The exercise —
Reproduce the following data line for line, keeping every character, number, bracket, and line order unchanged.

Given entries —
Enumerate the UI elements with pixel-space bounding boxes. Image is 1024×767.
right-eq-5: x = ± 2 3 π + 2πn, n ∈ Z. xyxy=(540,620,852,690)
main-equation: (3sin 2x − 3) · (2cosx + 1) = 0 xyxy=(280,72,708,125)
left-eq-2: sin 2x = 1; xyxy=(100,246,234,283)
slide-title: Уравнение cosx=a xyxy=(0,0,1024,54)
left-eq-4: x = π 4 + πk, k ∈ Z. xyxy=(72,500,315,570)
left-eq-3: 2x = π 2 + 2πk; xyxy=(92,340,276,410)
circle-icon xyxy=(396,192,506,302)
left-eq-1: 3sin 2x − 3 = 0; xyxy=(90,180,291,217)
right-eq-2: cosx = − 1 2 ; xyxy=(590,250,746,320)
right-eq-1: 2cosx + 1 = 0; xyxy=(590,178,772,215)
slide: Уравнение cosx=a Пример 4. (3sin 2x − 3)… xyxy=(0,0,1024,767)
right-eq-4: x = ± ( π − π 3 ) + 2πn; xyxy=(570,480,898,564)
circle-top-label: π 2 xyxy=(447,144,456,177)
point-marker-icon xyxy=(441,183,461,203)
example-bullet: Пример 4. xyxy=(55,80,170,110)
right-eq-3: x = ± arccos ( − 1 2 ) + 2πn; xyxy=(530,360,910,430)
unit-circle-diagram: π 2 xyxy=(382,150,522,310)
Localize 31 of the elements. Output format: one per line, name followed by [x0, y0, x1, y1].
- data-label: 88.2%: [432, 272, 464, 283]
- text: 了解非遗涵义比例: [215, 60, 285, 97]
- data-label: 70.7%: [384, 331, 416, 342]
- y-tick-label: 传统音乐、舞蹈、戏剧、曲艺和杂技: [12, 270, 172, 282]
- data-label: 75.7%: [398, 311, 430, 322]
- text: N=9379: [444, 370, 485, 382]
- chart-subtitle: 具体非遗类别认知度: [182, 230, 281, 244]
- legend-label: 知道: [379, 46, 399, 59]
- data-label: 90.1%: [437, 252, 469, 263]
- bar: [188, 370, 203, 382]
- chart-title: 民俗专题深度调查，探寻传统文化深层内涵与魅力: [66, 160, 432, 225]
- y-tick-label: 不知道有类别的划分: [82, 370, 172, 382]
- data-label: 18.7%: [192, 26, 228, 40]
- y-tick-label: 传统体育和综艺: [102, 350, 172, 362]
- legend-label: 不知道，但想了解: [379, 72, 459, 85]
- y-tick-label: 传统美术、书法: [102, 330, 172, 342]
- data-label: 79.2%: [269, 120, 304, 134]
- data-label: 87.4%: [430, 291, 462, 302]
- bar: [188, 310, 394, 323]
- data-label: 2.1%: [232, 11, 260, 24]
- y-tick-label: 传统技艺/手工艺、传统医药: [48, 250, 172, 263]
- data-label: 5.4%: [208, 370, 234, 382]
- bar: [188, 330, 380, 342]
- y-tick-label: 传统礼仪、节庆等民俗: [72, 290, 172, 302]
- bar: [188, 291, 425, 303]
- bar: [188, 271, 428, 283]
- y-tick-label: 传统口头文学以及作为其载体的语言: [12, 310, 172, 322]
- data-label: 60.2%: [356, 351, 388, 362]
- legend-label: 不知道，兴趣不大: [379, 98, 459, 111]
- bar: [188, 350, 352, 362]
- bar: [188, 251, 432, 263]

Full solution —
Enumerate the UI elements with pixel-space bounding boxes. Image is 1024×767.
right-eq-5: x = ± 2 3 π + 2πn, n ∈ Z. xyxy=(540,620,852,690)
main-equation: (3sin 2x − 3) · (2cosx + 1) = 0 xyxy=(280,72,708,125)
left-eq-2: sin 2x = 1; xyxy=(100,246,234,283)
slide-title: Уравнение cosx=a xyxy=(0,0,1024,54)
left-eq-4: x = π 4 + πk, k ∈ Z. xyxy=(72,500,315,570)
left-eq-3: 2x = π 2 + 2πk; xyxy=(92,340,276,410)
circle-icon xyxy=(396,192,506,302)
left-eq-1: 3sin 2x − 3 = 0; xyxy=(90,180,291,217)
right-eq-2: cosx = − 1 2 ; xyxy=(590,250,746,320)
right-eq-1: 2cosx + 1 = 0; xyxy=(590,178,772,215)
slide: Уравнение cosx=a Пример 4. (3sin 2x − 3)… xyxy=(0,0,1024,767)
right-eq-4: x = ± ( π − π 3 ) + 2πn; xyxy=(570,480,898,564)
circle-top-label: π 2 xyxy=(447,144,456,177)
point-marker-icon xyxy=(441,183,461,203)
example-bullet: Пример 4. xyxy=(55,80,170,110)
right-eq-3: x = ± arccos ( − 1 2 ) + 2πn; xyxy=(530,360,910,430)
unit-circle-diagram: π 2 xyxy=(382,150,522,310)
Localize 31 of the elements. Output format: one per line, name followed by [x0, y0, x1, y1].
- data-label: 88.2%: [432, 272, 464, 283]
- text: 了解非遗涵义比例: [215, 60, 285, 97]
- data-label: 70.7%: [384, 331, 416, 342]
- y-tick-label: 传统音乐、舞蹈、戏剧、曲艺和杂技: [12, 270, 172, 282]
- data-label: 75.7%: [398, 311, 430, 322]
- text: N=9379: [444, 370, 485, 382]
- chart-subtitle: 具体非遗类别认知度: [182, 230, 281, 244]
- legend-label: 知道: [379, 46, 399, 59]
- data-label: 90.1%: [437, 252, 469, 263]
- bar: [188, 370, 203, 382]
- chart-title: 民俗专题深度调查，探寻传统文化深层内涵与魅力: [66, 160, 432, 225]
- y-tick-label: 不知道有类别的划分: [82, 370, 172, 382]
- data-label: 18.7%: [192, 26, 228, 40]
- y-tick-label: 传统体育和综艺: [102, 350, 172, 362]
- legend-label: 不知道，但想了解: [379, 72, 459, 85]
- y-tick-label: 传统美术、书法: [102, 330, 172, 342]
- data-label: 79.2%: [269, 120, 304, 134]
- data-label: 87.4%: [430, 291, 462, 302]
- bar: [188, 310, 394, 323]
- data-label: 2.1%: [232, 11, 260, 24]
- y-tick-label: 传统技艺/手工艺、传统医药: [48, 250, 172, 263]
- data-label: 5.4%: [208, 370, 234, 382]
- bar: [188, 330, 380, 342]
- y-tick-label: 传统礼仪、节庆等民俗: [72, 290, 172, 302]
- bar: [188, 291, 425, 303]
- bar: [188, 271, 428, 283]
- y-tick-label: 传统口头文学以及作为其载体的语言: [12, 310, 172, 322]
- data-label: 60.2%: [356, 351, 388, 362]
- legend-label: 不知道，兴趣不大: [379, 98, 459, 111]
- bar: [188, 350, 352, 362]
- bar: [188, 251, 432, 263]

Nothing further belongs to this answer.